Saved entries

━━━━━━━━━━━━━━━━━━━━

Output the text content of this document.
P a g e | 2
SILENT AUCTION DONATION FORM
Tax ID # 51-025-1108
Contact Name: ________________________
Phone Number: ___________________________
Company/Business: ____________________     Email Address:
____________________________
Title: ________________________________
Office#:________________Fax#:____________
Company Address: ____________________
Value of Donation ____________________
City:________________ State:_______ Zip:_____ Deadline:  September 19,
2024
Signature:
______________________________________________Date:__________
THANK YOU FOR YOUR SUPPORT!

━━━━━━━━━━━━━━━━━━━━

• Required work
Recopy the entries above in their entirety, exactly.

• Completed task
Output the text content of this document.
P a g e | 2
SILENT AUCTION DONATION FORM
Tax ID # 51-025-1108
Contact Name: ________________________
Phone Number: ___________________________
Company/Business: ____________________     Email Address:
____________________________
Title: ________________________________
Office#:________________Fax#:____________
Company Address: ____________________
Value of Donation ____________________
City:________________ State:_______ Zip:_____ Deadline:  September 19,
2024
Signature:
______________________________________________Date:__________
THANK YOU FOR YOUR SUPPORT!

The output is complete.